**What the task requires**
Draw out every line with the word "Terminal" from the listing below.

==== Recorded data ====

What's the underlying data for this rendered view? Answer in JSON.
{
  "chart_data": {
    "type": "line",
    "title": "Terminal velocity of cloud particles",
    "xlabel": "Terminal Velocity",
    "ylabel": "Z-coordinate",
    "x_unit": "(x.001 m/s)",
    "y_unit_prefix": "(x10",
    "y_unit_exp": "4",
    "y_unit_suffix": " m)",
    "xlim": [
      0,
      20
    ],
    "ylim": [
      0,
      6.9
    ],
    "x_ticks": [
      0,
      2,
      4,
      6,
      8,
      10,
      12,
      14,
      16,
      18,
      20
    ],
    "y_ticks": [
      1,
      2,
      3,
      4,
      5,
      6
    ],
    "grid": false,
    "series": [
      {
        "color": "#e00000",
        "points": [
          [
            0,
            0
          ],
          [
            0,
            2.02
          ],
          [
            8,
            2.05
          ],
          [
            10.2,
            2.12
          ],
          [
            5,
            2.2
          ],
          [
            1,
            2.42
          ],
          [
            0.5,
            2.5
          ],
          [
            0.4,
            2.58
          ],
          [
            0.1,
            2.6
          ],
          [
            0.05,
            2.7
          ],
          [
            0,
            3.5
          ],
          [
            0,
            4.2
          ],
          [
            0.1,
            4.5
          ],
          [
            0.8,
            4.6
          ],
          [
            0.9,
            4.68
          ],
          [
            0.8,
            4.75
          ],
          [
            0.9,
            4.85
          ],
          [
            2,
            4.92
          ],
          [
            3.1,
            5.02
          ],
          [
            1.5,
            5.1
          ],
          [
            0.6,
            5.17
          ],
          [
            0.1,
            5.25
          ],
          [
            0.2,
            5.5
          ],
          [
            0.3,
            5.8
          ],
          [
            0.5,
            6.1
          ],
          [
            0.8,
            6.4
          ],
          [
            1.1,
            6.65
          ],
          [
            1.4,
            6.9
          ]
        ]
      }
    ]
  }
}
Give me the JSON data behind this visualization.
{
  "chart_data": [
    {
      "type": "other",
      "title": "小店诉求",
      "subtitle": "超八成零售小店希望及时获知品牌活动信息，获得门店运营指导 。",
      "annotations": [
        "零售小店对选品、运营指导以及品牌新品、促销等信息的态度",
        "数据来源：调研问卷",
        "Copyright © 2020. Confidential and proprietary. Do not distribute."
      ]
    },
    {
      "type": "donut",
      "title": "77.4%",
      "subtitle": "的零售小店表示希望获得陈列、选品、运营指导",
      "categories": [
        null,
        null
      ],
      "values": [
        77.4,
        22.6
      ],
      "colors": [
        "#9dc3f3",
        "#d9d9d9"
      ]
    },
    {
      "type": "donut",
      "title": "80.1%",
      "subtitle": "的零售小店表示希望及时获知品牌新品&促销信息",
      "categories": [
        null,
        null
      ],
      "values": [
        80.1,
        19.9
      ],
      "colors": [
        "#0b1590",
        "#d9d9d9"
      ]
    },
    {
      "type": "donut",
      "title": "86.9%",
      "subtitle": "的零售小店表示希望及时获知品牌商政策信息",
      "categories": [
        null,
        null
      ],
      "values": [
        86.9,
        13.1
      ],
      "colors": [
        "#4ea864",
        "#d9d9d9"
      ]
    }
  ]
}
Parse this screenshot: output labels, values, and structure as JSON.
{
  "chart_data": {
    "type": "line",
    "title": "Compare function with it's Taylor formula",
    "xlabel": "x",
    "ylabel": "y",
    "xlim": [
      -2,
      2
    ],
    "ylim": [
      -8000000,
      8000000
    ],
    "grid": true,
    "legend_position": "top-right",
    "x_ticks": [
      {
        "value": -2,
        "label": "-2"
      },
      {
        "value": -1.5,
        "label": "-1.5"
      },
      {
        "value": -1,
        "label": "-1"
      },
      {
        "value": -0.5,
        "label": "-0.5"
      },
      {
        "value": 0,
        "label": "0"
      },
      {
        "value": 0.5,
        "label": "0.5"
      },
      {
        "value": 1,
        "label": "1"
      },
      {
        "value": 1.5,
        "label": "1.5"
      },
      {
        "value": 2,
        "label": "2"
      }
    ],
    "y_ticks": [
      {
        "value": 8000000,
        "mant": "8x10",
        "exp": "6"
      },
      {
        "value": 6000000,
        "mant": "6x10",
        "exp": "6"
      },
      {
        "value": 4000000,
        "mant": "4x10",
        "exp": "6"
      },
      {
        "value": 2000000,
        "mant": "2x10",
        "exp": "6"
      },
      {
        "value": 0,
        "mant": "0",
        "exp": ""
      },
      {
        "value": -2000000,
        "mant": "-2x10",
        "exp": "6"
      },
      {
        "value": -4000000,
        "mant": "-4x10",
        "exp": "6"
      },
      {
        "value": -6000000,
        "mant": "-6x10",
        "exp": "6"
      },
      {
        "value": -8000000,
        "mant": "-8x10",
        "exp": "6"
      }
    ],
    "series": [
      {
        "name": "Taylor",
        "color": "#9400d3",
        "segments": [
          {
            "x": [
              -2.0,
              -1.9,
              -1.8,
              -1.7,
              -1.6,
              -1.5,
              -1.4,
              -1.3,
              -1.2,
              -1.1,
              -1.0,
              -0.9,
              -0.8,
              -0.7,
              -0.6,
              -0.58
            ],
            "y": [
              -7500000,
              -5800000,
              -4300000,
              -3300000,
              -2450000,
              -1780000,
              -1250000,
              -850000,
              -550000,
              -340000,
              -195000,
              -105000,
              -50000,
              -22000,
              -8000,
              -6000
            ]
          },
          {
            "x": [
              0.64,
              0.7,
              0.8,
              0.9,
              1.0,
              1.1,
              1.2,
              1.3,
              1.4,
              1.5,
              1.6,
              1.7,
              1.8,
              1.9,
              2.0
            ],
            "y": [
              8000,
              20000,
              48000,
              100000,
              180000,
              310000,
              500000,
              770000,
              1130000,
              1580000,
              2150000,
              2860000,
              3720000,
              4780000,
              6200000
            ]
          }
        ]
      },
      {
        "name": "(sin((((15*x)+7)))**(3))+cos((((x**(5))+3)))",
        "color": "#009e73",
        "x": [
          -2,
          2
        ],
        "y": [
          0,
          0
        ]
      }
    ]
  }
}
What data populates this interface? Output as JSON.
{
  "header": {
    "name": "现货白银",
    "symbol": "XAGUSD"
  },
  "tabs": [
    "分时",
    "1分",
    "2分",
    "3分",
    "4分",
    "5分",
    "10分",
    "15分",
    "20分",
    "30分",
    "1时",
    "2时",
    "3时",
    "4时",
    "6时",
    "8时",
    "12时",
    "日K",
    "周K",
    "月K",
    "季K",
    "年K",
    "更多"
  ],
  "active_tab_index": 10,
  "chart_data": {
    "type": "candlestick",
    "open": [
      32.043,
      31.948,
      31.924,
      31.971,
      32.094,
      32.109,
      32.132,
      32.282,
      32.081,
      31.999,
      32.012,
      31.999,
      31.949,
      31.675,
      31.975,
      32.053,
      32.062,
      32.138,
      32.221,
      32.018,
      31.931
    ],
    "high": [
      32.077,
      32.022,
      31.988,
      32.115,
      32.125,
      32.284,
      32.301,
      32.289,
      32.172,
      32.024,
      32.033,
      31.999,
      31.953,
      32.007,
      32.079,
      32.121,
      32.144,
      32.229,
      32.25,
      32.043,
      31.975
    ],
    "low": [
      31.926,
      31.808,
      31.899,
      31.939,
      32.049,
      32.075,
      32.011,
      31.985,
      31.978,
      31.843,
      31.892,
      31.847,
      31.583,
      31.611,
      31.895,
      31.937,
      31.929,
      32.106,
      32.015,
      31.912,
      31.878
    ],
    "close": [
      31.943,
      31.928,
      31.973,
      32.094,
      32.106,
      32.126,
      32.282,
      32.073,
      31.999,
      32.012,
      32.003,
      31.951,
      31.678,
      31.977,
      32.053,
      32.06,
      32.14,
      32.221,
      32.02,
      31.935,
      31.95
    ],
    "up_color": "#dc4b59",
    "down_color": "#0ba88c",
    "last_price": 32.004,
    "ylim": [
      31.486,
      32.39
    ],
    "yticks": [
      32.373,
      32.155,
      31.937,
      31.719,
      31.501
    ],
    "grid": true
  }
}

====

**Finished answer**
    "title": "Terminal velocity of cloud particles",
    "xlabel": "Terminal Velocity",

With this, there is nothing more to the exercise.